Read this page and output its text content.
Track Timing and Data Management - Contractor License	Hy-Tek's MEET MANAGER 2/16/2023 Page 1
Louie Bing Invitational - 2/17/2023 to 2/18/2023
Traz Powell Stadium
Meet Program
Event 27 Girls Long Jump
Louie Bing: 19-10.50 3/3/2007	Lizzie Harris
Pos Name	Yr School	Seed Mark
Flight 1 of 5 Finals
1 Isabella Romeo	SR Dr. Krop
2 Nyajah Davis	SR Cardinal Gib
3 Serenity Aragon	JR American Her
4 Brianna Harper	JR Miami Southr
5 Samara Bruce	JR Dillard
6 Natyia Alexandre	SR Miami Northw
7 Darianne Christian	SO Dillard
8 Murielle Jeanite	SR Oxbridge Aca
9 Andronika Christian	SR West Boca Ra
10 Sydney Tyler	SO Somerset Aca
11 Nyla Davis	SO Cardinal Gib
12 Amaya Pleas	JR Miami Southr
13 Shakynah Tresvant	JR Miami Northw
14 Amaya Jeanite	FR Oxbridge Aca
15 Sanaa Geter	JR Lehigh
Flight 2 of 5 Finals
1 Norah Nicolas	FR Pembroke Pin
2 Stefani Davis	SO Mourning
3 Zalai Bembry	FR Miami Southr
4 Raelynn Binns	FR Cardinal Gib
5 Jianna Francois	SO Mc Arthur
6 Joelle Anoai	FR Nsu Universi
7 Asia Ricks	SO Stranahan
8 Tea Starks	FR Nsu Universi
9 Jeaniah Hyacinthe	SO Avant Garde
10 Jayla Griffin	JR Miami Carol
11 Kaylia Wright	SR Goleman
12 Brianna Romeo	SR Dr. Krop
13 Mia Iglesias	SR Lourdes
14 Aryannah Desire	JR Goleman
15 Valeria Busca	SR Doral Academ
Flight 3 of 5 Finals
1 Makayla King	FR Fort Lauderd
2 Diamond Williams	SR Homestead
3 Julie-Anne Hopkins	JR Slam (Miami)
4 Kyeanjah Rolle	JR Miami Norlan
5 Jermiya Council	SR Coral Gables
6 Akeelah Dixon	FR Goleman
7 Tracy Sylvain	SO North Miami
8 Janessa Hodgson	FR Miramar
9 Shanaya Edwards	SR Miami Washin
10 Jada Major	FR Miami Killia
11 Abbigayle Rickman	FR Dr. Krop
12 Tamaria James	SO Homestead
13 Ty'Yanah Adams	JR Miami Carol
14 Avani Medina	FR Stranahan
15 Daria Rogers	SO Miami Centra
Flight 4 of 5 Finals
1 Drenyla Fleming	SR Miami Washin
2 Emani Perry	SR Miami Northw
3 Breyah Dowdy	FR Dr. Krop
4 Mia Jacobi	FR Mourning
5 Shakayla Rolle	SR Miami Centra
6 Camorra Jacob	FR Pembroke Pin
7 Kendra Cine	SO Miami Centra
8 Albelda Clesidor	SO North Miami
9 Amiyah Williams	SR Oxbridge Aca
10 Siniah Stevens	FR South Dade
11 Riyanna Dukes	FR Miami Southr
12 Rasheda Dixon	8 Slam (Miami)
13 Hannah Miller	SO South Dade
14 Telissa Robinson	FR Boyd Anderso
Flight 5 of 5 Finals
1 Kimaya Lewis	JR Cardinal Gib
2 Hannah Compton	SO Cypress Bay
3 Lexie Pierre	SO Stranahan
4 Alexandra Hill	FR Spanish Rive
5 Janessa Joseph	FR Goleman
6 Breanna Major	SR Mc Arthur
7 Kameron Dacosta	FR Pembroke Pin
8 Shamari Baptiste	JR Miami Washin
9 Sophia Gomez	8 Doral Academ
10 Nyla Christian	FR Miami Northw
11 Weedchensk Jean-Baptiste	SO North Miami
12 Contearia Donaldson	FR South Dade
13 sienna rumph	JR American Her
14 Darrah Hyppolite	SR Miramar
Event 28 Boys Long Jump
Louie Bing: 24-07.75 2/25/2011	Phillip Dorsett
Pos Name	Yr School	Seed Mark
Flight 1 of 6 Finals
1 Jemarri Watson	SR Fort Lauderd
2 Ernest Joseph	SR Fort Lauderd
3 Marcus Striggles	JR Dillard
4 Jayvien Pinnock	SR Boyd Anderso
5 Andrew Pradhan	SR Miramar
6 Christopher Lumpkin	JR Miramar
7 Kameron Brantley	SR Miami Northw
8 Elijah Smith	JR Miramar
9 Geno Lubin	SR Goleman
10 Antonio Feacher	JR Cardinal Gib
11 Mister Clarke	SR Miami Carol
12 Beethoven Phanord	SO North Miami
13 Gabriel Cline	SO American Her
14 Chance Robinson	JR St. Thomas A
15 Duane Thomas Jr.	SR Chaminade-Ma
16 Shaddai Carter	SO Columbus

• [Directions for this task]:
Show every line from the entries above in which the word "Anderso" appears.

• [Correct answer]:
14 Telissa Robinson	FR Boyd Anderso
4 Jayvien Pinnock	SR Boyd Anderso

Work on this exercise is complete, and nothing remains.